- [What this task involves]
The entire listing is to be repeated verbatim.
— start of The data —
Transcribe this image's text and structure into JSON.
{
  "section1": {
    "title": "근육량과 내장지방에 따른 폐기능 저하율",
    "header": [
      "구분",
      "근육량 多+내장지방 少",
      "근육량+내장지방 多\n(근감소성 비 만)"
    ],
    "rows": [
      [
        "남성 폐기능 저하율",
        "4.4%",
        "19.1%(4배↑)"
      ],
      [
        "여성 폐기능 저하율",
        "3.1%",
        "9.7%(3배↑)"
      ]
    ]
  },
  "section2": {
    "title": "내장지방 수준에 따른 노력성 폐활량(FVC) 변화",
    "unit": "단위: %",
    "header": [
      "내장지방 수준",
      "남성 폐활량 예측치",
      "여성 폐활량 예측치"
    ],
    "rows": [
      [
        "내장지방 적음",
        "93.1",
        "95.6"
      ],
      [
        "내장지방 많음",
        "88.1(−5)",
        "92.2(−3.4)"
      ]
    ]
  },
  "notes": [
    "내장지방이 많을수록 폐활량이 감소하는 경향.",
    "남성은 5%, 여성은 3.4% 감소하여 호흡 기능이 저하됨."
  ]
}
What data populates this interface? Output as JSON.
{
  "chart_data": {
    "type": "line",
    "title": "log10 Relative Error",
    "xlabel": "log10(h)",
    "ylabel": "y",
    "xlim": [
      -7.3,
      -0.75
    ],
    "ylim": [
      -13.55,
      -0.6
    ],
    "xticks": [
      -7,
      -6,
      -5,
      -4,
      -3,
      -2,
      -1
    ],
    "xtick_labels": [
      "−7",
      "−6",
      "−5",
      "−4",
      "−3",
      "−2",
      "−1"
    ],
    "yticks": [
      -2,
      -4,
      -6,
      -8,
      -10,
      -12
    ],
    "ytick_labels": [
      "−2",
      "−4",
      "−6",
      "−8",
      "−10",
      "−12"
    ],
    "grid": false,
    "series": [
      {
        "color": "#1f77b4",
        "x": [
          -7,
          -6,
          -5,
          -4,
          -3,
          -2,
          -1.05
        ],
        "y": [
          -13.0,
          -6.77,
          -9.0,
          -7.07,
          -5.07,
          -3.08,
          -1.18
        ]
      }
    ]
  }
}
— end of The data —
- [Correct response]
Transcribe this image's text and structure into JSON.
{
  "section1": {
    "title": "근육량과 내장지방에 따른 폐기능 저하율",
    "header": [
      "구분",
      "근육량 多+내장지방 少",
      "근육량+내장지방 多\n(근감소성 비 만)"
    ],
    "rows": [
      [
        "남성 폐기능 저하율",
        "4.4%",
        "19.1%(4배↑)"
      ],
      [
        "여성 폐기능 저하율",
        "3.1%",
        "9.7%(3배↑)"
      ]
    ]
  },
  "section2": {
    "title": "내장지방 수준에 따른 노력성 폐활량(FVC) 변화",
    "unit": "단위: %",
    "header": [
      "내장지방 수준",
      "남성 폐활량 예측치",
      "여성 폐활량 예측치"
    ],
    "rows": [
      [
        "내장지방 적음",
        "93.1",
        "95.6"
      ],
      [
        "내장지방 많음",
        "88.1(−5)",
        "92.2(−3.4)"
      ]
    ]
  },
  "notes": [
    "내장지방이 많을수록 폐활량이 감소하는 경향.",
    "남성은 5%, 여성은 3.4% 감소하여 호흡 기능이 저하됨."
  ]
}
What data populates this interface? Output as JSON.
{
  "chart_data": {
    "type": "line",
    "title": "log10 Relative Error",
    "xlabel": "log10(h)",
    "ylabel": "y",
    "xlim": [
      -7.3,
      -0.75
    ],
    "ylim": [
      -13.55,
      -0.6
    ],
    "xticks": [
      -7,
      -6,
      -5,
      -4,
      -3,
      -2,
      -1
    ],
    "xtick_labels": [
      "−7",
      "−6",
      "−5",
      "−4",
      "−3",
      "−2",
      "−1"
    ],
    "yticks": [
      -2,
      -4,
      -6,
      -8,
      -10,
      -12
    ],
    "ytick_labels": [
      "−2",
      "−4",
      "−6",
      "−8",
      "−10",
      "−12"
    ],
    "grid": false,
    "series": [
      {
        "color": "#1f77b4",
        "x": [
          -7,
          -6,
          -5,
          -4,
          -3,
          -2,
          -1.05
        ],
        "y": [
          -13.0,
          -6.77,
          -9.0,
          -7.07,
          -5.07,
          -3.08,
          -1.18
        ]
      }
    ]
  }
}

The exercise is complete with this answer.